Exercise requirements: Set down the full listing exactly as given. Any pictures are to be left out.

Records from a data collection
········
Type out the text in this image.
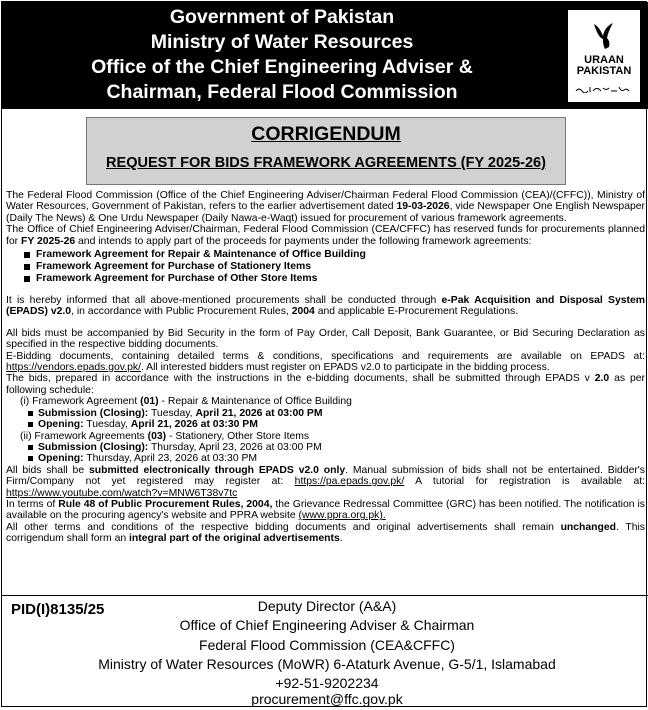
Government of Pakistan
Ministry of Water Resources
Office of the Chief Engineering Adviser &
Chairman, Federal Flood Commission
URAAN
PAKISTAN
CORRIGENDUM
REQUEST FOR BIDS FRAMEWORK AGREEMENTS (FY 2025-26)

The Federal Flood Commission (Office of the Chief Engineering Adviser/Chairman Federal Flood Commission (CEA)/(CFFC)), Ministry of Water Resources, Government of Pakistan, refers to the earlier advertisement dated 19-03-2026, vide Newspaper One English Newspaper (Daily The News) & One Urdu Newspaper (Daily Nawa-e-Waqt) issued for procurement of various framework agreements.

The Office of Chief Engineering Adviser/Chairman, Federal Flood Commission (CEA/CFFC) has reserved funds for procurements planned for FY 2025-26 and intends to apply part of the proceeds for payments under the following framework agreements:

Framework Agreement for Repair & Maintenance of Office Building
Framework Agreement for Purchase of Stationery Items
Framework Agreement for Purchase of Other Store Items

It is hereby informed that all above-mentioned procurements shall be conducted through e-Pak Acquisition and Disposal System (EPADS) v2.0, in accordance with Public Procurement Rules, 2004 and applicable E-Procurement Regulations.

All bids must be accompanied by Bid Security in the form of Pay Order, Call Deposit, Bank Guarantee, or Bid Securing Declaration as specified in the respective bidding documents.

E-Bidding documents, containing detailed terms & conditions, specifications and requirements are available on EPADS at: https://vendors.epads.gov.pk/. All interested bidders must register on EPADS v2.0 to participate in the bidding process.

The bids, prepared in accordance with the instructions in the e-bidding documents, shall be submitted through EPADS v 2.0 as per following schedule:

(i) Framework Agreement (01) - Repair & Maintenance of Office Building
Submission (Closing): Tuesday, April 21, 2026 at 03:00 PM
Opening: Tuesday, April 21, 2026 at 03:30 PM
(ii) Framework Agreements (03) - Stationery, Other Store Items
Submission (Closing): Thursday, April 23, 2026 at 03:00 PM
Opening: Thursday, April 23, 2026 at 03:30 PM

All bids shall be submitted electronically through EPADS v2.0 only. Manual submission of bids shall not be entertained. Bidder's Firm/Company not yet registered may register at: https://pa.epads.gov.pk/ A tutorial for registration is available at: https://www.youtube.com/watch?v=MNW6T38v7tc

In terms of Rule 48 of Public Procurement Rules, 2004, the Grievance Redressal Committee (GRC) has been notified. The notification is available on the procuring agency's website and PPRA website (www.ppra.org.pk).

All other terms and conditions of the respective bidding documents and original advertisements shall remain unchanged. This corrigendum shall form an integral part of the original advertisements.

PID(I)8135/25	Deputy Director (A&A)
Office of Chief Engineering Adviser & Chairman
Federal Flood Commission (CEA&CFFC)
Ministry of Water Resources (MoWR) 6-Ataturk Avenue, G-5/1, Islamabad
+92-51-9202234
procurement@ffc.gov.pk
········
Result for this exercise:
Type out the text in this image.
Government of Pakistan
Ministry of Water Resources
Office of the Chief Engineering Adviser &
Chairman, Federal Flood Commission
URAAN
PAKISTAN
CORRIGENDUM
REQUEST FOR BIDS FRAMEWORK AGREEMENTS (FY 2025-26)

The Federal Flood Commission (Office of the Chief Engineering Adviser/Chairman Federal Flood Commission (CEA)/(CFFC)), Ministry of Water Resources, Government of Pakistan, refers to the earlier advertisement dated 19-03-2026, vide Newspaper One English Newspaper (Daily The News) & One Urdu Newspaper (Daily Nawa-e-Waqt) issued for procurement of various framework agreements.

The Office of Chief Engineering Adviser/Chairman, Federal Flood Commission (CEA/CFFC) has reserved funds for procurements planned for FY 2025-26 and intends to apply part of the proceeds for payments under the following framework agreements:

Framework Agreement for Repair & Maintenance of Office Building
Framework Agreement for Purchase of Stationery Items
Framework Agreement for Purchase of Other Store Items

It is hereby informed that all above-mentioned procurements shall be conducted through e-Pak Acquisition and Disposal System (EPADS) v2.0, in accordance with Public Procurement Rules, 2004 and applicable E-Procurement Regulations.

All bids must be accompanied by Bid Security in the form of Pay Order, Call Deposit, Bank Guarantee, or Bid Securing Declaration as specified in the respective bidding documents.

E-Bidding documents, containing detailed terms & conditions, specifications and requirements are available on EPADS at: https://vendors.epads.gov.pk/. All interested bidders must register on EPADS v2.0 to participate in the bidding process.

The bids, prepared in accordance with the instructions in the e-bidding documents, shall be submitted through EPADS v 2.0 as per following schedule:

(i) Framework Agreement (01) - Repair & Maintenance of Office Building
Submission (Closing): Tuesday, April 21, 2026 at 03:00 PM
Opening: Tuesday, April 21, 2026 at 03:30 PM
(ii) Framework Agreements (03) - Stationery, Other Store Items
Submission (Closing): Thursday, April 23, 2026 at 03:00 PM
Opening: Thursday, April 23, 2026 at 03:30 PM

All bids shall be submitted electronically through EPADS v2.0 only. Manual submission of bids shall not be entertained. Bidder's Firm/Company not yet registered may register at: https://pa.epads.gov.pk/ A tutorial for registration is available at: https://www.youtube.com/watch?v=MNW6T38v7tc

In terms of Rule 48 of Public Procurement Rules, 2004, the Grievance Redressal Committee (GRC) has been notified. The notification is available on the procuring agency's website and PPRA website (www.ppra.org.pk).

All other terms and conditions of the respective bidding documents and original advertisements shall remain unchanged. This corrigendum shall form an integral part of the original advertisements.

PID(I)8135/25	Deputy Director (A&A)
Office of Chief Engineering Adviser & Chairman
Federal Flood Commission (CEA&CFFC)
Ministry of Water Resources (MoWR) 6-Ataturk Avenue, G-5/1, Islamabad
+92-51-9202234
procurement@ffc.gov.pk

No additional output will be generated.